BEGIN DATA EXCERPTS
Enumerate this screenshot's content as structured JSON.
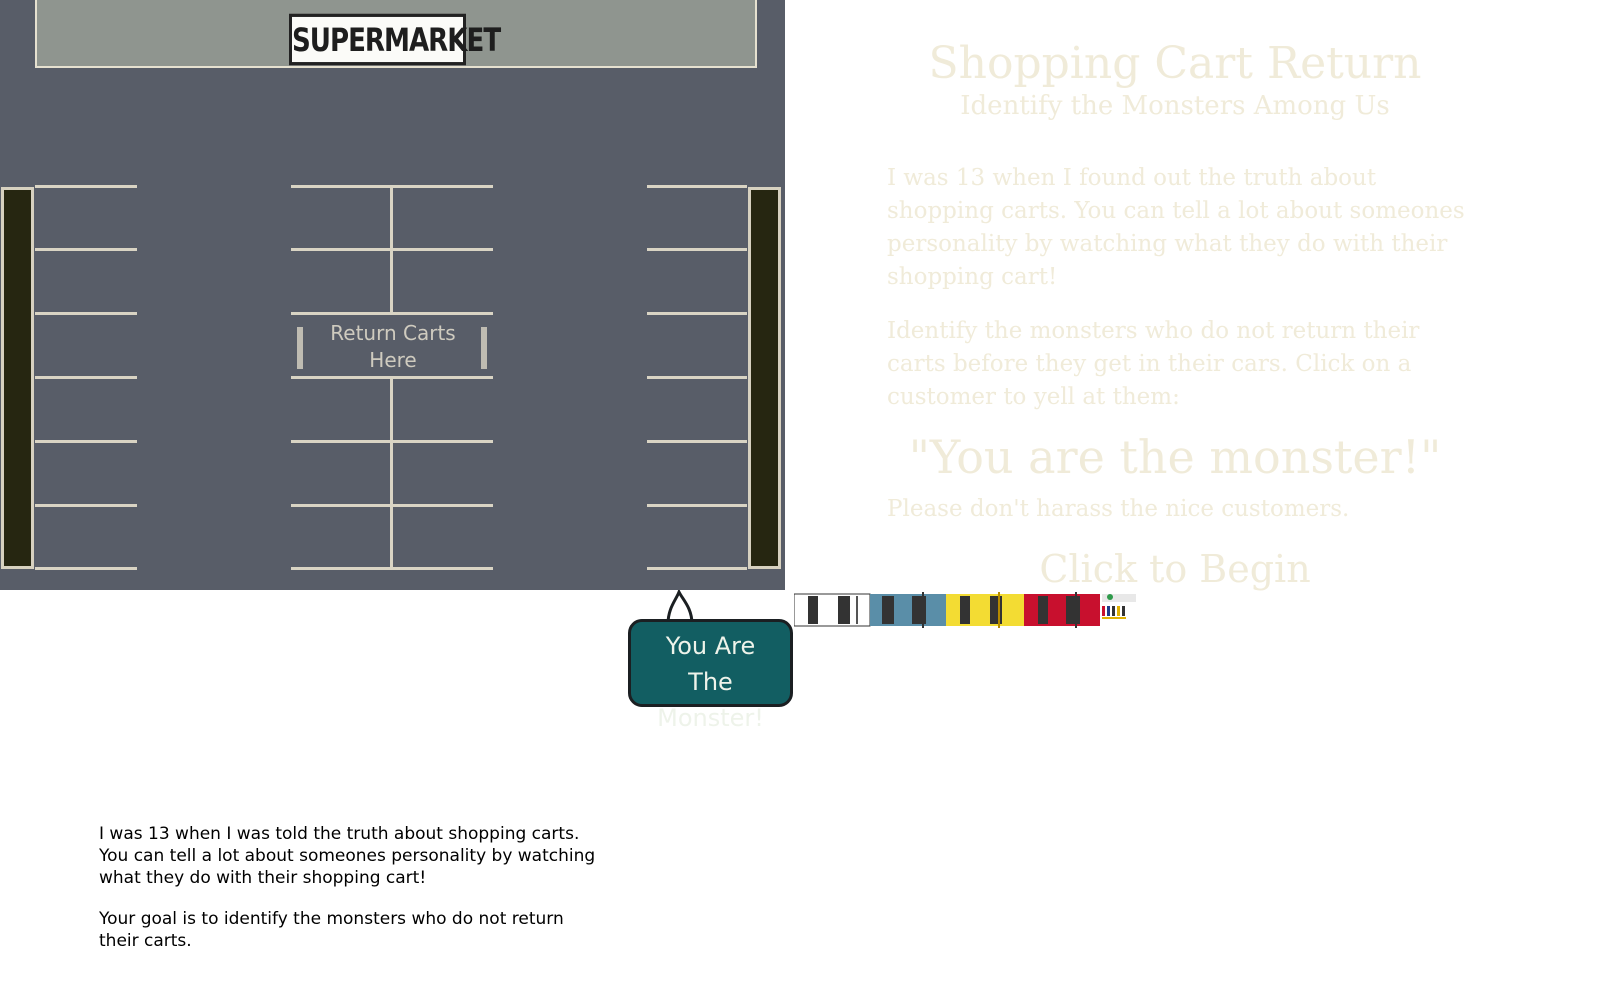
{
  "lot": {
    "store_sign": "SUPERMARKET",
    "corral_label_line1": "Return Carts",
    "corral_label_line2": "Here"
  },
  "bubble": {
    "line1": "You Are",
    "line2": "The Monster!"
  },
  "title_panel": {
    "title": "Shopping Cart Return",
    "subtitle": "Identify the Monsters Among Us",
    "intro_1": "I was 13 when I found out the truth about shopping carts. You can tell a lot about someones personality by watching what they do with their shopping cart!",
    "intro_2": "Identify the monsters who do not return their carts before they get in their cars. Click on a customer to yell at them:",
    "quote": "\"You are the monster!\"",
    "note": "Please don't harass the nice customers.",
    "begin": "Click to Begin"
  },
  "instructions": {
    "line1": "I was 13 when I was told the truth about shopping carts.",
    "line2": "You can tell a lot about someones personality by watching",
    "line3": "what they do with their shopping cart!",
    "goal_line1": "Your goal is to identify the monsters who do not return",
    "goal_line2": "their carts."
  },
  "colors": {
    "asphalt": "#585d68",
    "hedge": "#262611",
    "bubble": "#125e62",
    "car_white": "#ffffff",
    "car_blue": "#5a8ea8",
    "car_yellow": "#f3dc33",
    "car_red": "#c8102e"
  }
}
END DATA EXCERPTS
BEGIN DATA EXCERPTS
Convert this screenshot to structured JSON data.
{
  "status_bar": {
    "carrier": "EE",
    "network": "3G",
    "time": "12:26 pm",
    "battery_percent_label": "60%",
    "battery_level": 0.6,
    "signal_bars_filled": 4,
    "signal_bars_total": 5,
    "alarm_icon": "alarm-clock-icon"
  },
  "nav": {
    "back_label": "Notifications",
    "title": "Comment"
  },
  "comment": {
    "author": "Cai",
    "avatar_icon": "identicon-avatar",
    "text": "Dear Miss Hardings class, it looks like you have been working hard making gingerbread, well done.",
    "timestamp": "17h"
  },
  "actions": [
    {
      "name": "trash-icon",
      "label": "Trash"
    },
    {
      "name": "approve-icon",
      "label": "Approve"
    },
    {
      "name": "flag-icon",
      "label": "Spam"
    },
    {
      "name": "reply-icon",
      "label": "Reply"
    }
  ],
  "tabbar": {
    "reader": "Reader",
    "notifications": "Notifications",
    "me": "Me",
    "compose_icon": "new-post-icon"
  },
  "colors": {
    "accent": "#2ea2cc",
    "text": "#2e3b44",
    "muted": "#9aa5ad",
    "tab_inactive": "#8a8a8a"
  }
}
END DATA EXCERPTS
BEGIN DATA EXCERPTS
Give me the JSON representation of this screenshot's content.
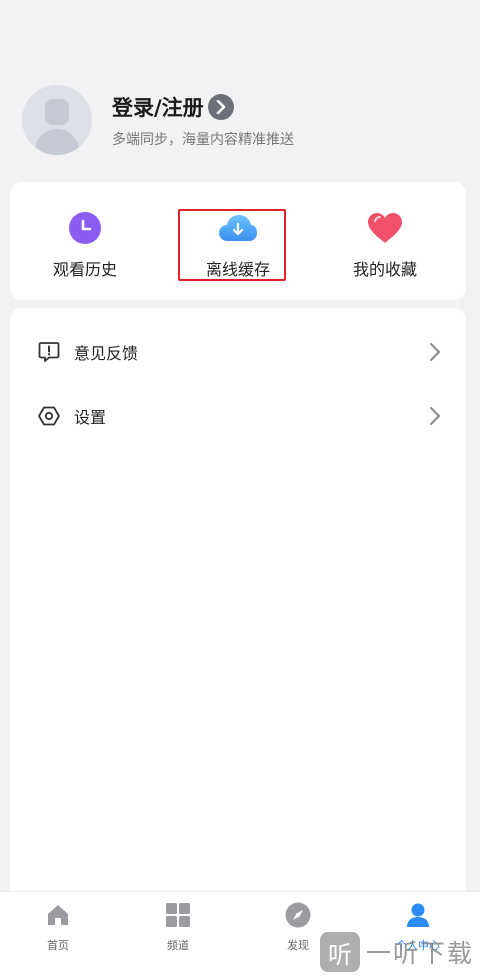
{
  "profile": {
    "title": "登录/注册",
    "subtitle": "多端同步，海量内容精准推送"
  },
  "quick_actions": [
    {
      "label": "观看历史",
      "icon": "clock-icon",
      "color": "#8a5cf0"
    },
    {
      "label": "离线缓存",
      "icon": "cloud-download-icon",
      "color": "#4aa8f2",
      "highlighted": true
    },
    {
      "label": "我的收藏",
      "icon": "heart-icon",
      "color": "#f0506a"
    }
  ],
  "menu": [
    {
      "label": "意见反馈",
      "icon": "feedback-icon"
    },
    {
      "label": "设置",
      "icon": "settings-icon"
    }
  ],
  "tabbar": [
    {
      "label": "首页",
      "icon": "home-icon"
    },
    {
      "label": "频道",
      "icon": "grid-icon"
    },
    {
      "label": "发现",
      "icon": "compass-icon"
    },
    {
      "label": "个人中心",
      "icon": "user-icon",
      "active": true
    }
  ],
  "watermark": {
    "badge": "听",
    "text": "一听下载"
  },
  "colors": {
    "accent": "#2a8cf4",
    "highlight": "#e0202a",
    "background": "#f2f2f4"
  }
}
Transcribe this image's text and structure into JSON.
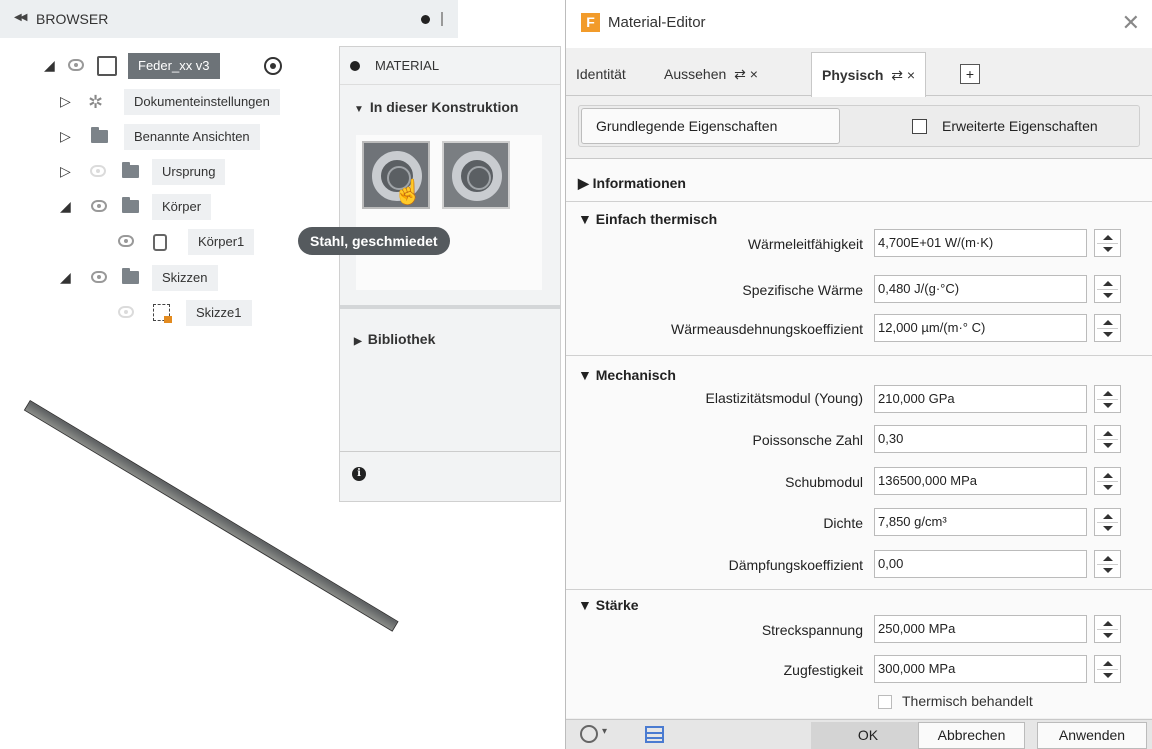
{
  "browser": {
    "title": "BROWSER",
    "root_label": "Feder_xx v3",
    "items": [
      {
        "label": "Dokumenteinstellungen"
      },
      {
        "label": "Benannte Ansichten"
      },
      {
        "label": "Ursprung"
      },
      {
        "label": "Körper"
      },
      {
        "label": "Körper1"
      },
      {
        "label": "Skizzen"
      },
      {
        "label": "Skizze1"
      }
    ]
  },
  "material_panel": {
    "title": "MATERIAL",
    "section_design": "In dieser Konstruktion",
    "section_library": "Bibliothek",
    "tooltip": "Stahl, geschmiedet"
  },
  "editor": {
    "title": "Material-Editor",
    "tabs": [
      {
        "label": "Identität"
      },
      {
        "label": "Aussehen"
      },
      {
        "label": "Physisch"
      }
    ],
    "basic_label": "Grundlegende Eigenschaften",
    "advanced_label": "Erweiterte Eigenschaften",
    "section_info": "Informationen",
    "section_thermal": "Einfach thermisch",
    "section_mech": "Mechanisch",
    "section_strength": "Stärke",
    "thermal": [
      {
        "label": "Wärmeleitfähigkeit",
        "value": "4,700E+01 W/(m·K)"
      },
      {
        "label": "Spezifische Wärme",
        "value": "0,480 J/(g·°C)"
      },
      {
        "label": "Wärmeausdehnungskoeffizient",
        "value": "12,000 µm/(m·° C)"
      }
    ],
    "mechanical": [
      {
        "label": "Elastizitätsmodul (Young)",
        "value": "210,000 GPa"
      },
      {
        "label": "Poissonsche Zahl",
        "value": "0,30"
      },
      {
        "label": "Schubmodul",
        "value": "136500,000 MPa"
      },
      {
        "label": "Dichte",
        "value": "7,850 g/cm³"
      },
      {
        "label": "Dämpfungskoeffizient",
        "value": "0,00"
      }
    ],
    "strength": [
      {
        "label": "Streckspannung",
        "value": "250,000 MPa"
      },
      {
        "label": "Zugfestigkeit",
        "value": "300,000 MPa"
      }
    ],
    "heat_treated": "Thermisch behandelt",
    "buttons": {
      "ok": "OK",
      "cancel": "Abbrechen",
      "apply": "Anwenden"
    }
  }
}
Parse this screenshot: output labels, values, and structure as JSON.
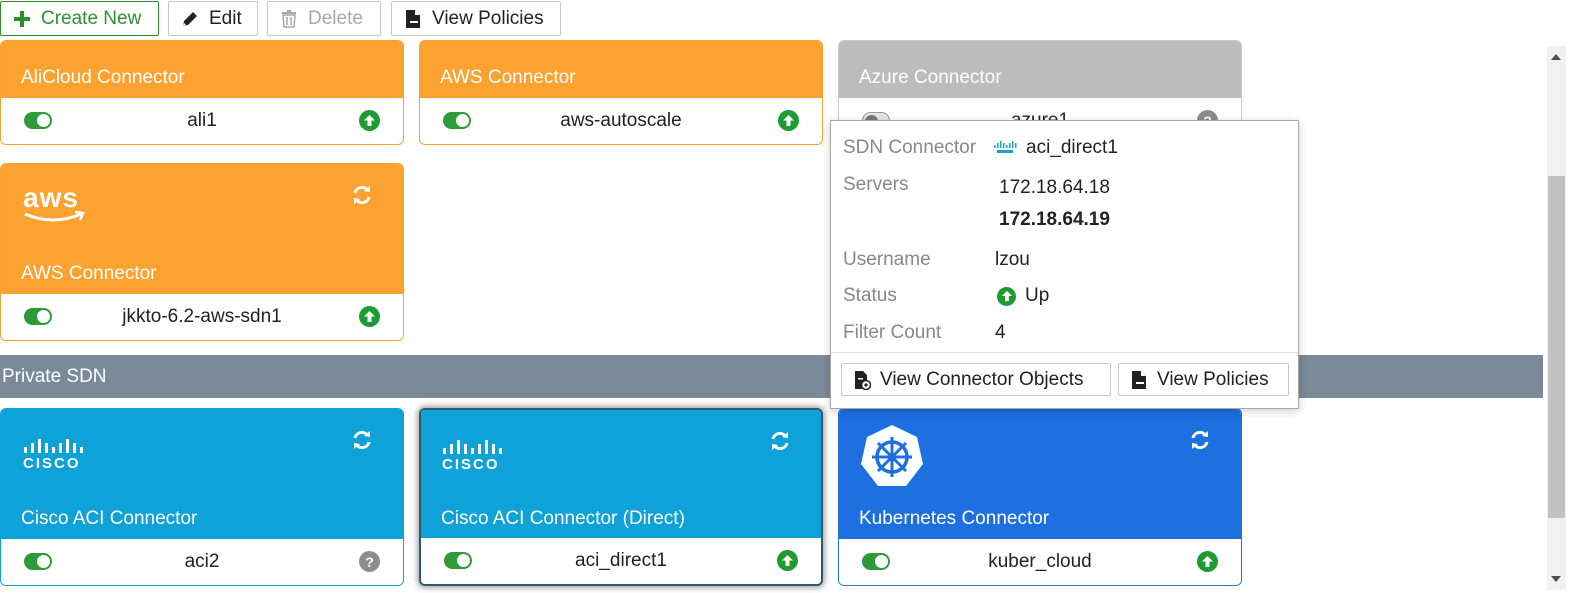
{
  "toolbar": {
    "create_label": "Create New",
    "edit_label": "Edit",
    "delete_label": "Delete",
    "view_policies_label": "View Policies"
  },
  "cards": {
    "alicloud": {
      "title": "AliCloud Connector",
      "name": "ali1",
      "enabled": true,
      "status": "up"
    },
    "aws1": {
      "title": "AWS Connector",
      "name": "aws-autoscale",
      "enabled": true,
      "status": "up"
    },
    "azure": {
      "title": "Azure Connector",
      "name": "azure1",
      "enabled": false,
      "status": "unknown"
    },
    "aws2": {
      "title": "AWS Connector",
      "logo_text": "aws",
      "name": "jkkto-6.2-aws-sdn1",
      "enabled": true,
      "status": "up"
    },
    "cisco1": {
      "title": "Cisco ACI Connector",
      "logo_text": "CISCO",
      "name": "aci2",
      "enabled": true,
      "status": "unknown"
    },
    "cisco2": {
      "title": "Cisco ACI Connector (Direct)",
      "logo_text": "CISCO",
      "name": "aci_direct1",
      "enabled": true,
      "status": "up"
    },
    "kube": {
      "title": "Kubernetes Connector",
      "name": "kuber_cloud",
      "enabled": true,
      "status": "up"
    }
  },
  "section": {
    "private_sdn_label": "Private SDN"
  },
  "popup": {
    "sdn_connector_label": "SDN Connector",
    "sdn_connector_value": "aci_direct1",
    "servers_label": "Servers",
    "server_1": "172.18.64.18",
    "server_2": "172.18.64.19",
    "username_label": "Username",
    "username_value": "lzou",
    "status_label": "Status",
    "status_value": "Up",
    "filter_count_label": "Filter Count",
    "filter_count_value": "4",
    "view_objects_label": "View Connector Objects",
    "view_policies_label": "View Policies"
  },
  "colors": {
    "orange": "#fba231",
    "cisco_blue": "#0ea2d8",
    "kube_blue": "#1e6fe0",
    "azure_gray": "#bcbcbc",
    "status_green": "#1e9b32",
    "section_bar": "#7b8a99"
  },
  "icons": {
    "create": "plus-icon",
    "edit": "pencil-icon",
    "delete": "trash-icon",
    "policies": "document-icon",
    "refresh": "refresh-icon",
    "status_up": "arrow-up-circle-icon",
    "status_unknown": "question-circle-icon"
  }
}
END DATA EXCERPTS
• _REQUIREMENTS_
Look through the records and gather each line with the word "someones".

• _OUTPUT_
    "intro_1": "I was 13 when I found out the truth about shopping carts. You can tell a lot about someones personality by watching what they do with their shopping cart!",
    "line2": "You can tell a lot about someones personality by watching",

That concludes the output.